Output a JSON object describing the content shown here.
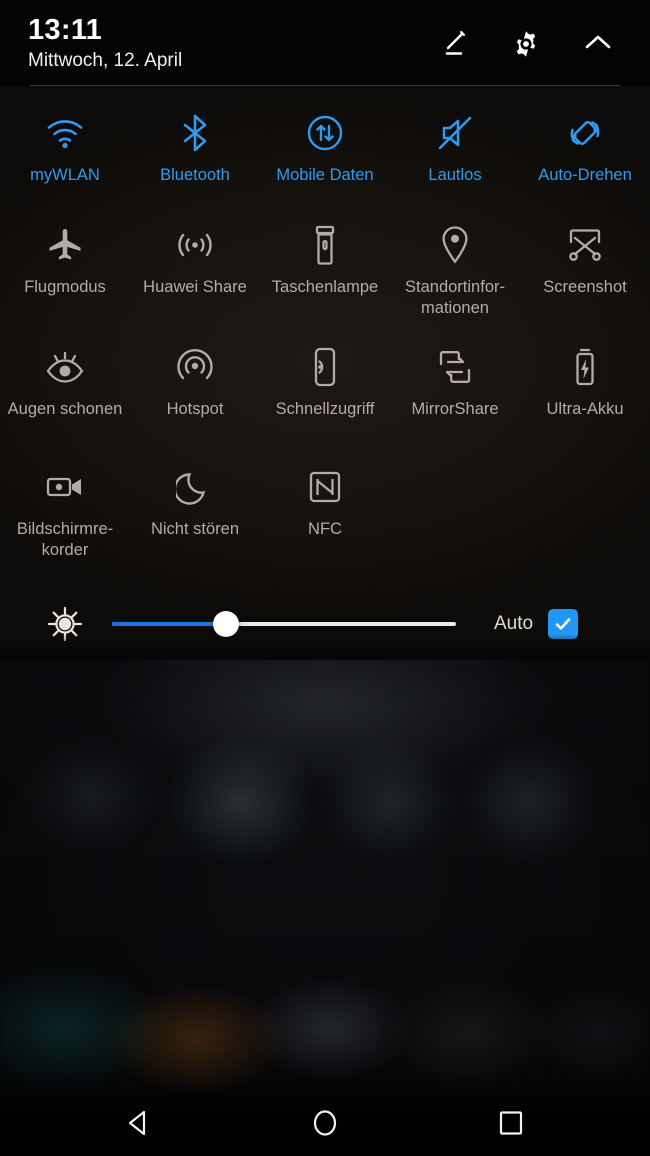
{
  "statusbar": {
    "time": "13:11",
    "date": "Mittwoch, 12. April"
  },
  "header": {
    "edit_icon": "pencil-edit-icon",
    "settings_icon": "gear-icon",
    "collapse_icon": "chevron-up-icon"
  },
  "colors": {
    "accent_blue": "#2e9bf0",
    "slider_blue": "#1a73e8",
    "checkbox_blue": "#2196f3",
    "inactive_gray": "#b3aca6",
    "panel_background": "#0b0908"
  },
  "tiles": [
    [
      {
        "label": "myWLAN",
        "icon": "wifi-icon",
        "active": true
      },
      {
        "label": "Bluetooth",
        "icon": "bluetooth-icon",
        "active": true
      },
      {
        "label": "Mobile Daten",
        "icon": "mobile-data-icon",
        "active": true
      },
      {
        "label": "Lautlos",
        "icon": "mute-icon",
        "active": true
      },
      {
        "label": "Auto-Drehen",
        "icon": "auto-rotate-icon",
        "active": true
      }
    ],
    [
      {
        "label": "Flugmodus",
        "icon": "airplane-icon",
        "active": false
      },
      {
        "label": "Huawei Share",
        "icon": "share-waves-icon",
        "active": false
      },
      {
        "label": "Taschenlampe",
        "icon": "flashlight-icon",
        "active": false
      },
      {
        "label": "Standortinfor-mationen",
        "icon": "location-pin-icon",
        "active": false
      },
      {
        "label": "Screenshot",
        "icon": "screenshot-icon",
        "active": false
      }
    ],
    [
      {
        "label": "Augen schonen",
        "icon": "eye-comfort-icon",
        "active": false
      },
      {
        "label": "Hotspot",
        "icon": "hotspot-icon",
        "active": false
      },
      {
        "label": "Schnellzugriff",
        "icon": "quick-access-icon",
        "active": false
      },
      {
        "label": "MirrorShare",
        "icon": "mirror-share-icon",
        "active": false
      },
      {
        "label": "Ultra-Akku",
        "icon": "battery-saver-icon",
        "active": false
      }
    ],
    [
      {
        "label": "Bildschirmre-korder",
        "icon": "screen-recorder-icon",
        "active": false
      },
      {
        "label": "Nicht stören",
        "icon": "moon-icon",
        "active": false
      },
      {
        "label": "NFC",
        "icon": "nfc-icon",
        "active": false
      }
    ]
  ],
  "brightness": {
    "icon": "brightness-sun-icon",
    "value_percent": 33,
    "auto_label": "Auto",
    "auto_checked": true
  },
  "navbar": {
    "back": "back-triangle-icon",
    "home": "home-circle-icon",
    "recents": "recents-square-icon"
  }
}
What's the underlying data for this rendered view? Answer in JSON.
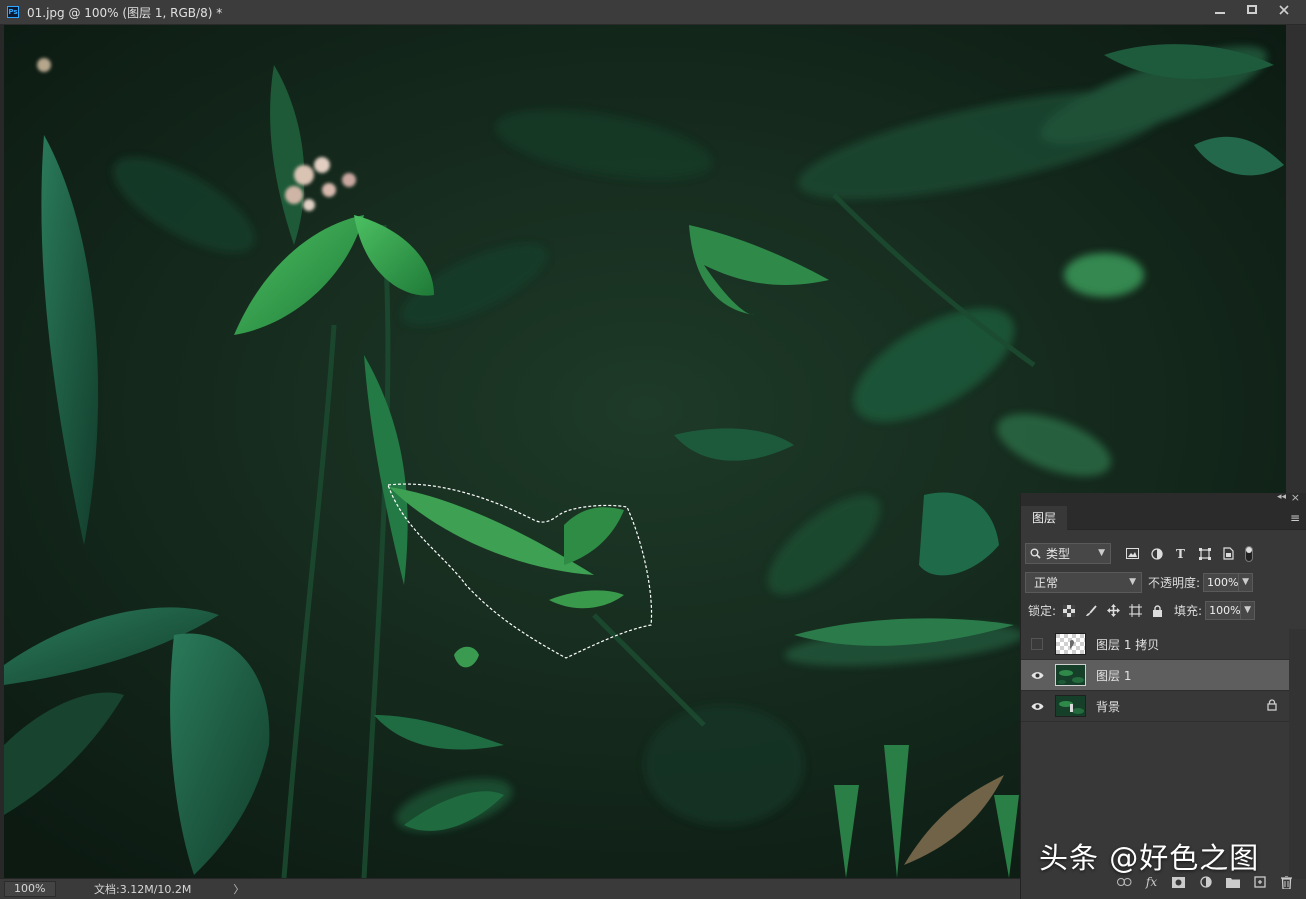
{
  "window": {
    "app_icon": "Ps",
    "title": "01.jpg @ 100% (图层 1, RGB/8) *",
    "controls": [
      "minimize-icon",
      "maximize-icon",
      "close-icon"
    ]
  },
  "statusbar": {
    "zoom": "100%",
    "doc_info": "文档:3.12M/10.2M",
    "arrow": "〉"
  },
  "layers_panel": {
    "tab_label": "图层",
    "filter": {
      "kind_label": "类型",
      "icons": [
        "image-filter-icon",
        "adjustment-filter-icon",
        "type-filter-icon",
        "shape-filter-icon",
        "smart-object-filter-icon"
      ]
    },
    "blend_mode": "正常",
    "opacity_label": "不透明度:",
    "opacity_value": "100%",
    "lock_label": "锁定:",
    "fill_label": "填充:",
    "fill_value": "100%",
    "layers": [
      {
        "name": "图层 1 拷贝",
        "visible": false,
        "active": false,
        "locked": false
      },
      {
        "name": "图层 1",
        "visible": true,
        "active": true,
        "locked": false
      },
      {
        "name": "背景",
        "visible": true,
        "active": false,
        "locked": true
      }
    ],
    "bottom_icons": [
      "link-icon",
      "fx-icon",
      "mask-icon",
      "adjustment-icon",
      "group-folder-icon",
      "new-layer-icon",
      "trash-icon"
    ]
  },
  "watermark": "头条 @好色之图",
  "colors": {
    "accent": "#31a8ff",
    "panel_bg": "#383838",
    "active_layer": "#5e5e5e",
    "foliage_dark": "#12251b",
    "foliage_bright": "#3fa14f"
  }
}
::::
Given instruction: Write only the number of lines in the data above that include "filter".

Answer to the exercise: 6